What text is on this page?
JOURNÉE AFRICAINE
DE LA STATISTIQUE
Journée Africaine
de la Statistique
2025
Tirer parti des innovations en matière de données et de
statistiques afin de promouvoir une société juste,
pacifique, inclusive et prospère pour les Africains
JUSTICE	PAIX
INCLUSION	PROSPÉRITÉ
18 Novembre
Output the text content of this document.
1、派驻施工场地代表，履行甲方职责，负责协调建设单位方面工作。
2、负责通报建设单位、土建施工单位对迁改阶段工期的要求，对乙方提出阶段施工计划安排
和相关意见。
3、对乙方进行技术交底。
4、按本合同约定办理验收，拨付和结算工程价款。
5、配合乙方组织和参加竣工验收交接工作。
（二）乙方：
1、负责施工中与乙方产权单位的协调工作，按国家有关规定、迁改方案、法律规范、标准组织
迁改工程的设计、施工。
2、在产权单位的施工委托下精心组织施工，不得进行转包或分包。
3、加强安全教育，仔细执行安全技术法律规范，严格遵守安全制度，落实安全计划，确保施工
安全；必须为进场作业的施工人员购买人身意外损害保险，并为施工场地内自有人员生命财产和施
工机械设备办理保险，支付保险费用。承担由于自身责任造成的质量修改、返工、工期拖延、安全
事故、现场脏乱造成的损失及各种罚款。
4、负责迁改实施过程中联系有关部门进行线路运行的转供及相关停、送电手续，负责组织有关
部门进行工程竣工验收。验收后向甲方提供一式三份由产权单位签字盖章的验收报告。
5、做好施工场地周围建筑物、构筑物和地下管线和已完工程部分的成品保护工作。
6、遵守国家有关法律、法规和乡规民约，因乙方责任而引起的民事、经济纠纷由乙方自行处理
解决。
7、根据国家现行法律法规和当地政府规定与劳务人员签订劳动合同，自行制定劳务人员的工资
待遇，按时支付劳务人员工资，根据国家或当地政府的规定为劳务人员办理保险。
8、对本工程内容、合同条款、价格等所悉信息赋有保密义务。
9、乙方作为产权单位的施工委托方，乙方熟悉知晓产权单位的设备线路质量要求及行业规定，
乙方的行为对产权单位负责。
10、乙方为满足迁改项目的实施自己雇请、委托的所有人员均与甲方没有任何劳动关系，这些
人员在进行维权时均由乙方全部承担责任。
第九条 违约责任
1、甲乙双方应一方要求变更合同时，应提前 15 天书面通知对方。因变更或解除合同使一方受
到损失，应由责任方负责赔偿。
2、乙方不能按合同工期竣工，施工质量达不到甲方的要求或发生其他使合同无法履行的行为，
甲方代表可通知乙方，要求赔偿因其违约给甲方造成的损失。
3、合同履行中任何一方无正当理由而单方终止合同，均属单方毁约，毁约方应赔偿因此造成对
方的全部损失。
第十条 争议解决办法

☆ ☆ ☆ ☆

Aim of the exercise> Identify the lines above with the word "this". Copy them.

Answer to the task>
What text is on this page?
Output the text content of this document.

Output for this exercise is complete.